Goal of the exercise:
Scan the data that follows and count the lines with the string "JSON"; answer with the count alone.

Records shown:

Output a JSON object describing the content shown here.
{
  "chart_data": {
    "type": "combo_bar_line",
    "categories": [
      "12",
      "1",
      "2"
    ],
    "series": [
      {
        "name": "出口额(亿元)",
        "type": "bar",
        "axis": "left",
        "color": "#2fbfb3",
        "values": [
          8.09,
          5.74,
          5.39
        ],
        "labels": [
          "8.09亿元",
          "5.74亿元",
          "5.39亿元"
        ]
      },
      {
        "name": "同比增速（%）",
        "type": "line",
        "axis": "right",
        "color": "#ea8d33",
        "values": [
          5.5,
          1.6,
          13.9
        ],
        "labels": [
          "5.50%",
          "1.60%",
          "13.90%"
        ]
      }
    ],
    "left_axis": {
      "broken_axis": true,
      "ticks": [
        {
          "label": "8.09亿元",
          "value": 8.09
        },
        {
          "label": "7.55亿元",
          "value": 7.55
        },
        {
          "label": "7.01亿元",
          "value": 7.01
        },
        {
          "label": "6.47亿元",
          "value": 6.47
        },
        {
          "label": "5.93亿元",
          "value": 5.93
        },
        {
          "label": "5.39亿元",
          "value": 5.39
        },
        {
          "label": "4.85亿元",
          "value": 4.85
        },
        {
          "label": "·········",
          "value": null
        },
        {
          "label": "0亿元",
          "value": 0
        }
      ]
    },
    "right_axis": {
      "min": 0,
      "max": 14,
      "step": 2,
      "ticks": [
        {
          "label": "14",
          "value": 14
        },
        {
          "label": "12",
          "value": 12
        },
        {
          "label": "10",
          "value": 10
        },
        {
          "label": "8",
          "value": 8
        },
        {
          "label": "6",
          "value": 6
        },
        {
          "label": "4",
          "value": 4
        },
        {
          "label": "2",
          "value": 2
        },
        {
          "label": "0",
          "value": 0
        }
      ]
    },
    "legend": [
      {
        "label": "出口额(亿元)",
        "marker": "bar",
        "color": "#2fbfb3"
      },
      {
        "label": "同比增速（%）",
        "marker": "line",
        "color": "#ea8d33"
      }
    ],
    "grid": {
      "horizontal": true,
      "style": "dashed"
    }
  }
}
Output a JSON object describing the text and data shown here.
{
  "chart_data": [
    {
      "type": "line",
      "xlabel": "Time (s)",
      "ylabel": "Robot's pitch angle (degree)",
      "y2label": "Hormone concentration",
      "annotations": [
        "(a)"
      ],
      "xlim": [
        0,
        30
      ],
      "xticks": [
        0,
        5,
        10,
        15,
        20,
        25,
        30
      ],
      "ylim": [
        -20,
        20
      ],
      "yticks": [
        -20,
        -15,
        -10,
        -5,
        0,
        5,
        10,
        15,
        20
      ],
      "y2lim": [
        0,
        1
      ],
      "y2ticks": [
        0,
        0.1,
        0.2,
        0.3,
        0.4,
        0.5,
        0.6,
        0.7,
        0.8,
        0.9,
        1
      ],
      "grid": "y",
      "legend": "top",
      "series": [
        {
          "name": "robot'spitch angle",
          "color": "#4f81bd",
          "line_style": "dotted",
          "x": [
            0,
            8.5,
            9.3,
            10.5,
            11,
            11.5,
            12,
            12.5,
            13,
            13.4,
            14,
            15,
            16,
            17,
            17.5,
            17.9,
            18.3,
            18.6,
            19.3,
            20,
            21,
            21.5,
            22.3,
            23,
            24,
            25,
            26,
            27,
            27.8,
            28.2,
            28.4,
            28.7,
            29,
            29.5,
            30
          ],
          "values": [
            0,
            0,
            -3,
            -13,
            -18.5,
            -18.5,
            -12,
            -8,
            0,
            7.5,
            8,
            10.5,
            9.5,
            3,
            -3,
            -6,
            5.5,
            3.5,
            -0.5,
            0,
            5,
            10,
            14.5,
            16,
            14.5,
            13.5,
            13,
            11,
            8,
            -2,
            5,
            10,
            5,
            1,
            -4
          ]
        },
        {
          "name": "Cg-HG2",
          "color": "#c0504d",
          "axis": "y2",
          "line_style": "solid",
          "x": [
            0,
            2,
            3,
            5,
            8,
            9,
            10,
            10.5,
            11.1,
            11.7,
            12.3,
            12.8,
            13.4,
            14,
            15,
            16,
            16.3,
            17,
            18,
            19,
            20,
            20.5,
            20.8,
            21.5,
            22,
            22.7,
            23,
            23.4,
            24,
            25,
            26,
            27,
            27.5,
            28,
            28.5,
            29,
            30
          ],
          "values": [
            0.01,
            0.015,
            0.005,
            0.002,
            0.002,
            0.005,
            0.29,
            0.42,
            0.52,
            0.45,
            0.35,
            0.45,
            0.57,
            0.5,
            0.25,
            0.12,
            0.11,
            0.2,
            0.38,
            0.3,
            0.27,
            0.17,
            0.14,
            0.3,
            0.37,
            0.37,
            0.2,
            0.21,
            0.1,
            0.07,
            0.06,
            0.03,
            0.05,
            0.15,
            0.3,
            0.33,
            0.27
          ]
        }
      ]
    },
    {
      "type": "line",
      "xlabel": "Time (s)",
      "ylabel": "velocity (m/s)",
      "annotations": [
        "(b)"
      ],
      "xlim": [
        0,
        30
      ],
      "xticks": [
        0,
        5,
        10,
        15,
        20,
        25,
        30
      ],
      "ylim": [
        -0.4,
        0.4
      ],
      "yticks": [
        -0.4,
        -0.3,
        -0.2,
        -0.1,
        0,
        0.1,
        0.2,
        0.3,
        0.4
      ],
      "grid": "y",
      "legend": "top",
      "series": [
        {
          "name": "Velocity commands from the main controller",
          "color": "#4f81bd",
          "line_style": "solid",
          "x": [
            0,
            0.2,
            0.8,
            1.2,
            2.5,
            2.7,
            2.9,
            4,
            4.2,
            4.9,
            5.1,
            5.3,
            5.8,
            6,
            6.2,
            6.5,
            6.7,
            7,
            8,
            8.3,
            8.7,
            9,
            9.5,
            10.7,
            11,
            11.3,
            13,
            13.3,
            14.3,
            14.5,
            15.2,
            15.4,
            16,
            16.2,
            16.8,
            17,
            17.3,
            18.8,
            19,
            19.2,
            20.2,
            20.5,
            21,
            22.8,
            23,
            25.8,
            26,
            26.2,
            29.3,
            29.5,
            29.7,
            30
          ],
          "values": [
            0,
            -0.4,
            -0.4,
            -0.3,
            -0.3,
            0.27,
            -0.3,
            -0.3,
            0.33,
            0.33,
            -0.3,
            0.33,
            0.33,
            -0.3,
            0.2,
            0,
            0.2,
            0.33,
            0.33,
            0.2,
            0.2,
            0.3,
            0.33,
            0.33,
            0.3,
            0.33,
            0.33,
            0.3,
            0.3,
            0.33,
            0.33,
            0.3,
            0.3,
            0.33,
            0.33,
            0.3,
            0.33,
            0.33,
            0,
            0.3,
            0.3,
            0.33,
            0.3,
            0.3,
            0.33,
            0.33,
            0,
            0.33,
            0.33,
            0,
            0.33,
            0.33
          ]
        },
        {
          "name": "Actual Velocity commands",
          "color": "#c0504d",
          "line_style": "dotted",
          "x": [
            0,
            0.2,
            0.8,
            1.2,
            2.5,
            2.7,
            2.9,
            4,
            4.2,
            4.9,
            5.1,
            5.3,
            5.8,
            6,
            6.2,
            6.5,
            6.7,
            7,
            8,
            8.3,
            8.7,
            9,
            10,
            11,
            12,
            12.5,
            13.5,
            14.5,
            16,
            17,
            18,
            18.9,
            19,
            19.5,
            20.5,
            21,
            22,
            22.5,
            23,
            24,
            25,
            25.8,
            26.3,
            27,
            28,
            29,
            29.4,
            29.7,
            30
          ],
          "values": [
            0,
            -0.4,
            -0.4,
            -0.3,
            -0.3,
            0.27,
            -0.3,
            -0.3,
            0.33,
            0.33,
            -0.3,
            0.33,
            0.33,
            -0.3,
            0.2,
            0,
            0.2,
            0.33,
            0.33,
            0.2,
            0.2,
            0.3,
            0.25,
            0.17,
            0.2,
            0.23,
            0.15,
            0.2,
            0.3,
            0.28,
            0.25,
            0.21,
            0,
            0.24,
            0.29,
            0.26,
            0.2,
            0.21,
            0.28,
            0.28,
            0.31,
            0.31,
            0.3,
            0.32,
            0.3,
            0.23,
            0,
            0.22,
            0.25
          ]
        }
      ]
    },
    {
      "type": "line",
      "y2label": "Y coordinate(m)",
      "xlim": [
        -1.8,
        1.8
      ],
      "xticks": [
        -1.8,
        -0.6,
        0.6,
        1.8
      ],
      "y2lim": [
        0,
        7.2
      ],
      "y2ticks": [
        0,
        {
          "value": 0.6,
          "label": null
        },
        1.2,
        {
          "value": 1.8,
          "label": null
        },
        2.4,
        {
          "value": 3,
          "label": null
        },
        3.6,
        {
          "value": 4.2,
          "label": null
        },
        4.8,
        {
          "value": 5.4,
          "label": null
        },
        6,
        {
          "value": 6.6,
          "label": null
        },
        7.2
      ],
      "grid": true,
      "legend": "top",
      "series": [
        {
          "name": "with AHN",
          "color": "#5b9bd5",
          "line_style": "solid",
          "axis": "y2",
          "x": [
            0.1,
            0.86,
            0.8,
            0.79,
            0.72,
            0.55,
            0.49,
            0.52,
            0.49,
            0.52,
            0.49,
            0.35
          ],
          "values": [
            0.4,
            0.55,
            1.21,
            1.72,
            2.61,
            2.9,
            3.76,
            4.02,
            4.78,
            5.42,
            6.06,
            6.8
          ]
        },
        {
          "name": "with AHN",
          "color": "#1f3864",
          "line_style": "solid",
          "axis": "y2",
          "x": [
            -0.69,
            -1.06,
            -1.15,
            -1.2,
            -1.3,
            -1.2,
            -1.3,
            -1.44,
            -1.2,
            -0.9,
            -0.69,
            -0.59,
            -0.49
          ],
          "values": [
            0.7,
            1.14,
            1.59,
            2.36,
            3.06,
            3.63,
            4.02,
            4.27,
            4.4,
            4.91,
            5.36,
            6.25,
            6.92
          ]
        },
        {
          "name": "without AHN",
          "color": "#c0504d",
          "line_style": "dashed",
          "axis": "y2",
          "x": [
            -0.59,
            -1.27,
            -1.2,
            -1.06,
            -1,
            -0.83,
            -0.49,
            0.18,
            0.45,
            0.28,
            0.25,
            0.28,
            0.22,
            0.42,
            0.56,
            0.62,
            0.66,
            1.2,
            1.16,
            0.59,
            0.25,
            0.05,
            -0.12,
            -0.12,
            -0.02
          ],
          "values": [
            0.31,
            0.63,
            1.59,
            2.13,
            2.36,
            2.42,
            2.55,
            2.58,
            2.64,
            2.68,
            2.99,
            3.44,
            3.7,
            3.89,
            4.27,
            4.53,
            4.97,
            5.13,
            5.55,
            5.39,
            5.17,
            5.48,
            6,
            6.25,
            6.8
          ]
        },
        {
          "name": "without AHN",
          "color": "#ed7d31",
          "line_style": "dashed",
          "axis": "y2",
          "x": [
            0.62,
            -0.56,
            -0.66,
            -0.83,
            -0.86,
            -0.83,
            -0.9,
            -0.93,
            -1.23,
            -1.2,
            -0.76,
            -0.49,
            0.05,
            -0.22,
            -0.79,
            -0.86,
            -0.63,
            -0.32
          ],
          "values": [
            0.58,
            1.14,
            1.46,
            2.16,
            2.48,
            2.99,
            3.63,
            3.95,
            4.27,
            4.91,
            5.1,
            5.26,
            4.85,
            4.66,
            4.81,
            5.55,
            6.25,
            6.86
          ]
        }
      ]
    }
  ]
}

Answer for this exercise:
2